### Listed records:
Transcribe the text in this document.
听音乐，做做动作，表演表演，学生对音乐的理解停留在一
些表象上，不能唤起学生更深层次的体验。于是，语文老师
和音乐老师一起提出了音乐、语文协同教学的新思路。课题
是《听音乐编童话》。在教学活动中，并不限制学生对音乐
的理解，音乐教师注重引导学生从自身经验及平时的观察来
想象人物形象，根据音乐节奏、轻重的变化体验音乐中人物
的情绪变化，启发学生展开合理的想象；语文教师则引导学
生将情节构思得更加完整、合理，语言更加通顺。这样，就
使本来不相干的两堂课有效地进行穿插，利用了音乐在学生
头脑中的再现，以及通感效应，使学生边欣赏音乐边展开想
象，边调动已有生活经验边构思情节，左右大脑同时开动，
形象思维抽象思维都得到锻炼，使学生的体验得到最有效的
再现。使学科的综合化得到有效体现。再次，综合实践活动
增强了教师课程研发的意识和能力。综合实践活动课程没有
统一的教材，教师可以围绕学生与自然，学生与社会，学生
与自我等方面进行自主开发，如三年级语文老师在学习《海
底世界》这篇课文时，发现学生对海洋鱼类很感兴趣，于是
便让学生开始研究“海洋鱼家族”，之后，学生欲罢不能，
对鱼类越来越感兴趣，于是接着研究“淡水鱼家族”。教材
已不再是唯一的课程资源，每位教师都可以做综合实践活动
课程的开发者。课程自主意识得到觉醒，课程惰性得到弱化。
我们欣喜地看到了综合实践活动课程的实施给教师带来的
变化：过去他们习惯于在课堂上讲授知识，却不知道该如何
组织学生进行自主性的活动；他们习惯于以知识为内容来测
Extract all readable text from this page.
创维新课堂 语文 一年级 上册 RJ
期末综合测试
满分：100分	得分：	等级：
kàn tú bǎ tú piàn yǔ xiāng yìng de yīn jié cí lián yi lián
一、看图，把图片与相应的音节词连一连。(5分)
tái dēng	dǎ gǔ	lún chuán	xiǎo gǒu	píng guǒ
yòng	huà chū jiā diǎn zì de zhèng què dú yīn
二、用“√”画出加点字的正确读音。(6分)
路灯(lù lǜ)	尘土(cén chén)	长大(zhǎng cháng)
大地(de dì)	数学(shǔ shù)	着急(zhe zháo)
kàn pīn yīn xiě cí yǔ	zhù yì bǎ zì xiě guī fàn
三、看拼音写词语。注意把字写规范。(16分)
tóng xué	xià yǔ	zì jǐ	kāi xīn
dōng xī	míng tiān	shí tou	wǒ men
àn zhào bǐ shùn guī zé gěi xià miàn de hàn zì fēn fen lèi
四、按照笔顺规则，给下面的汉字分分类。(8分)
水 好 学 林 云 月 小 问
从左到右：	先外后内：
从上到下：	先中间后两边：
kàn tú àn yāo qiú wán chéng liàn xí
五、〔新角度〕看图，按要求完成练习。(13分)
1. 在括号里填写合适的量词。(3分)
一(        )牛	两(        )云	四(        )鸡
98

### Given problem:
Transcribe all of the lines in the records precisely.

### The completed task:
Transcribe the text in this document.
听音乐，做做动作，表演表演，学生对音乐的理解停留在一
些表象上，不能唤起学生更深层次的体验。于是，语文老师
和音乐老师一起提出了音乐、语文协同教学的新思路。课题
是《听音乐编童话》。在教学活动中，并不限制学生对音乐
的理解，音乐教师注重引导学生从自身经验及平时的观察来
想象人物形象，根据音乐节奏、轻重的变化体验音乐中人物
的情绪变化，启发学生展开合理的想象；语文教师则引导学
生将情节构思得更加完整、合理，语言更加通顺。这样，就
使本来不相干的两堂课有效地进行穿插，利用了音乐在学生
头脑中的再现，以及通感效应，使学生边欣赏音乐边展开想
象，边调动已有生活经验边构思情节，左右大脑同时开动，
形象思维抽象思维都得到锻炼，使学生的体验得到最有效的
再现。使学科的综合化得到有效体现。再次，综合实践活动
增强了教师课程研发的意识和能力。综合实践活动课程没有
统一的教材，教师可以围绕学生与自然，学生与社会，学生
与自我等方面进行自主开发，如三年级语文老师在学习《海
底世界》这篇课文时，发现学生对海洋鱼类很感兴趣，于是
便让学生开始研究“海洋鱼家族”，之后，学生欲罢不能，
对鱼类越来越感兴趣，于是接着研究“淡水鱼家族”。教材
已不再是唯一的课程资源，每位教师都可以做综合实践活动
课程的开发者。课程自主意识得到觉醒，课程惰性得到弱化。
我们欣喜地看到了综合实践活动课程的实施给教师带来的
变化：过去他们习惯于在课堂上讲授知识，却不知道该如何
组织学生进行自主性的活动；他们习惯于以知识为内容来测
Extract all readable text from this page.
创维新课堂 语文 一年级 上册 RJ
期末综合测试
满分：100分	得分：	等级：
kàn tú bǎ tú piàn yǔ xiāng yìng de yīn jié cí lián yi lián
一、看图，把图片与相应的音节词连一连。(5分)
tái dēng	dǎ gǔ	lún chuán	xiǎo gǒu	píng guǒ
yòng	huà chū jiā diǎn zì de zhèng què dú yīn
二、用“√”画出加点字的正确读音。(6分)
路灯(lù lǜ)	尘土(cén chén)	长大(zhǎng cháng)
大地(de dì)	数学(shǔ shù)	着急(zhe zháo)
kàn pīn yīn xiě cí yǔ	zhù yì bǎ zì xiě guī fàn
三、看拼音写词语。注意把字写规范。(16分)
tóng xué	xià yǔ	zì jǐ	kāi xīn
dōng xī	míng tiān	shí tou	wǒ men
àn zhào bǐ shùn guī zé gěi xià miàn de hàn zì fēn fen lèi
四、按照笔顺规则，给下面的汉字分分类。(8分)
水 好 学 林 云 月 小 问
从左到右：	先外后内：
从上到下：	先中间后两边：
kàn tú àn yāo qiú wán chéng liàn xí
五、〔新角度〕看图，按要求完成练习。(13分)
1. 在括号里填写合适的量词。(3分)
一(        )牛	两(        )云	四(        )鸡
98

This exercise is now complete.